Description of the task: Repeat the lines below exactly as they appear, but leave out the images.

Records:
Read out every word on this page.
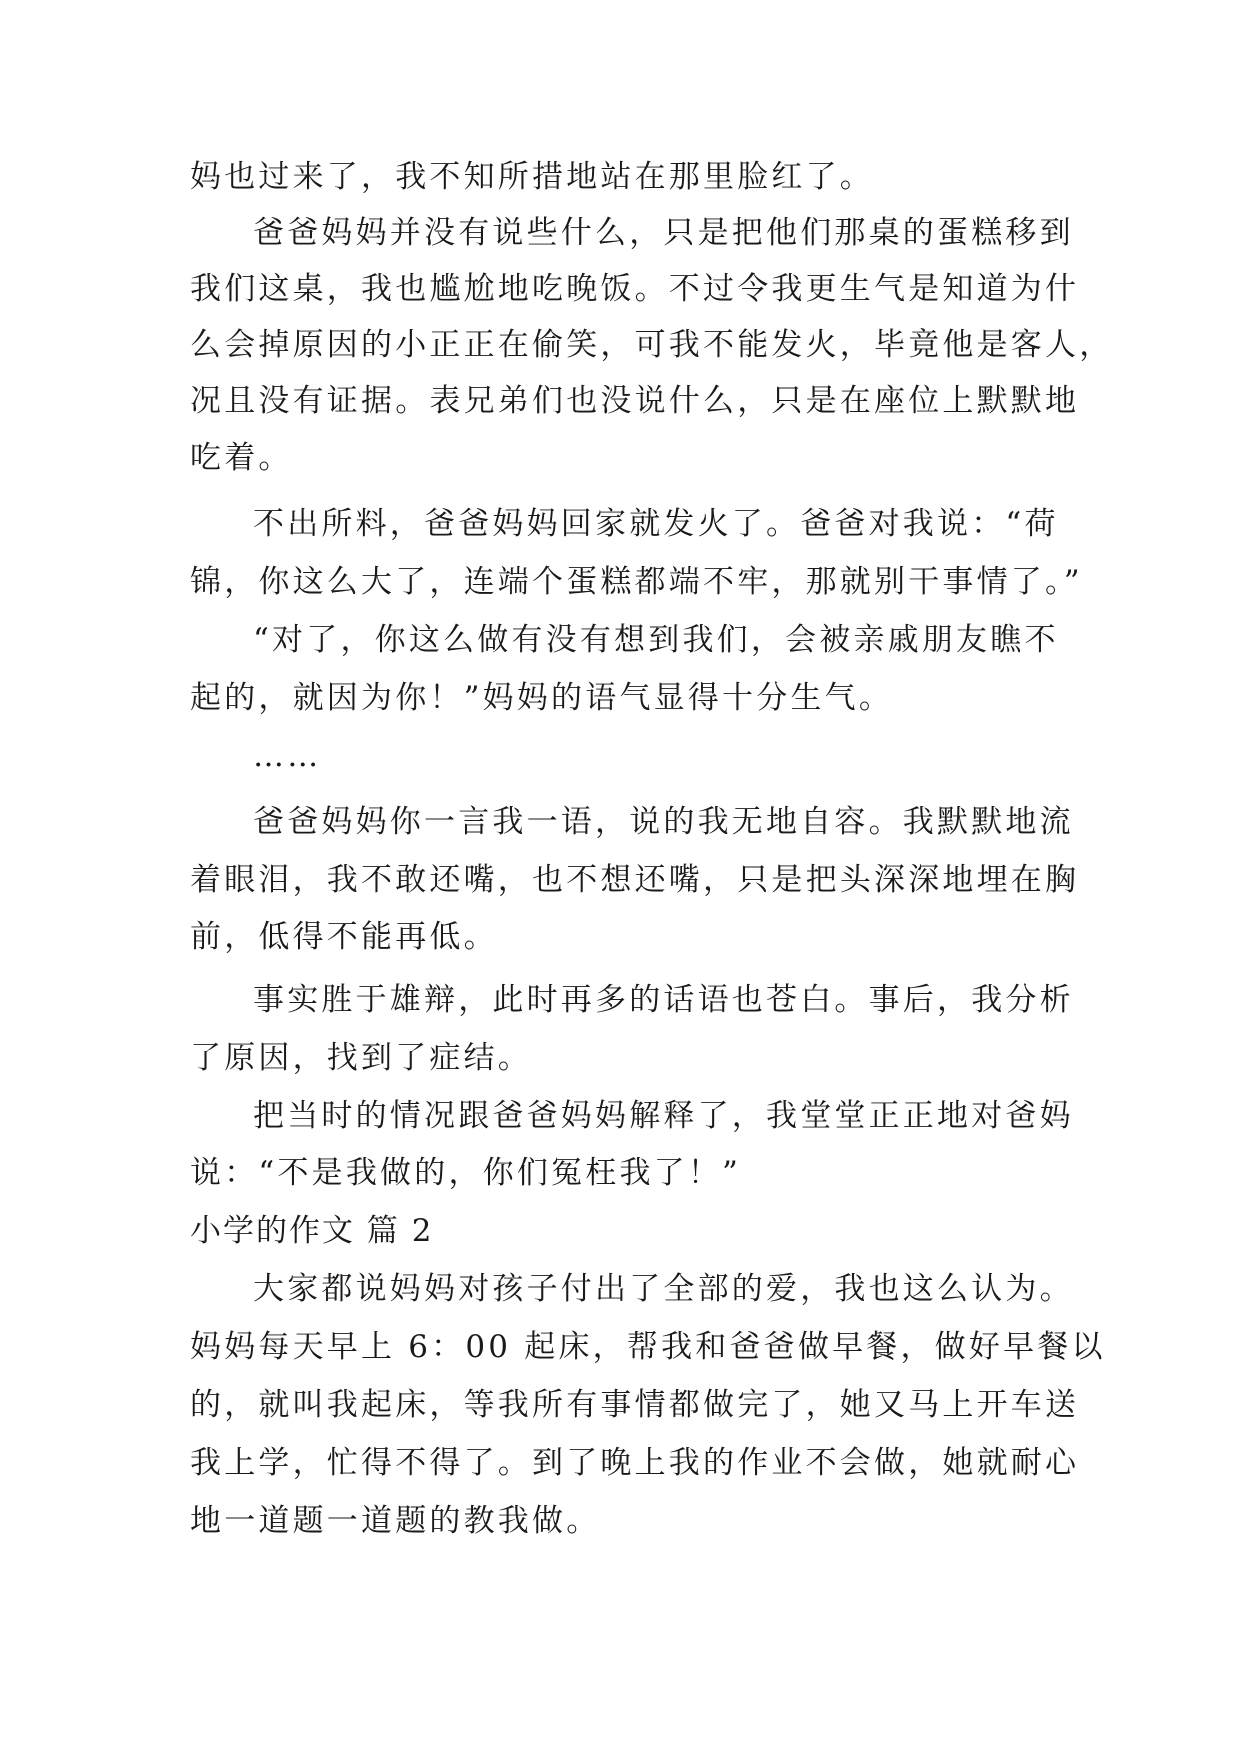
妈也过来了，我不知所措地站在那里脸红了。
爸爸妈妈并没有说些什么，只是把他们那桌的蛋糕移到
我们这桌，我也尴尬地吃晚饭。不过令我更生气是知道为什
么会掉原因的小正正在偷笑，可我不能发火，毕竟他是客人，
况且没有证据。表兄弟们也没说什么，只是在座位上默默地
吃着。
不出所料，爸爸妈妈回家就发火了。爸爸对我说：“荷
锦，你这么大了，连端个蛋糕都端不牢，那就别干事情了。”
“对了，你这么做有没有想到我们，会被亲戚朋友瞧不
起的，就因为你！”妈妈的语气显得十分生气。
……
爸爸妈妈你一言我一语，说的我无地自容。我默默地流
着眼泪，我不敢还嘴，也不想还嘴，只是把头深深地埋在胸
前，低得不能再低。
事实胜于雄辩，此时再多的话语也苍白。事后，我分析
了原因，找到了症结。
把当时的情况跟爸爸妈妈解释了，我堂堂正正地对爸妈
说：“不是我做的，你们冤枉我了！”
小学的作文 篇 2
大家都说妈妈对孩子付出了全部的爱，我也这么认为。
妈妈每天早上 6：00 起床，帮我和爸爸做早餐，做好早餐以
的，就叫我起床，等我所有事情都做完了，她又马上开车送
我上学，忙得不得了。到了晚上我的作业不会做，她就耐心
地一道题一道题的教我做。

Solution:
Read out every word on this page.
妈也过来了，我不知所措地站在那里脸红了。
爸爸妈妈并没有说些什么，只是把他们那桌的蛋糕移到
我们这桌，我也尴尬地吃晚饭。不过令我更生气是知道为什
么会掉原因的小正正在偷笑，可我不能发火，毕竟他是客人，
况且没有证据。表兄弟们也没说什么，只是在座位上默默地
吃着。
不出所料，爸爸妈妈回家就发火了。爸爸对我说：“荷
锦，你这么大了，连端个蛋糕都端不牢，那就别干事情了。”
“对了，你这么做有没有想到我们，会被亲戚朋友瞧不
起的，就因为你！”妈妈的语气显得十分生气。
……
爸爸妈妈你一言我一语，说的我无地自容。我默默地流
着眼泪，我不敢还嘴，也不想还嘴，只是把头深深地埋在胸
前，低得不能再低。
事实胜于雄辩，此时再多的话语也苍白。事后，我分析
了原因，找到了症结。
把当时的情况跟爸爸妈妈解释了，我堂堂正正地对爸妈
说：“不是我做的，你们冤枉我了！”
小学的作文 篇 2
大家都说妈妈对孩子付出了全部的爱，我也这么认为。
妈妈每天早上 6：00 起床，帮我和爸爸做早餐，做好早餐以
的，就叫我起床，等我所有事情都做完了，她又马上开车送
我上学，忙得不得了。到了晚上我的作业不会做，她就耐心
地一道题一道题的教我做。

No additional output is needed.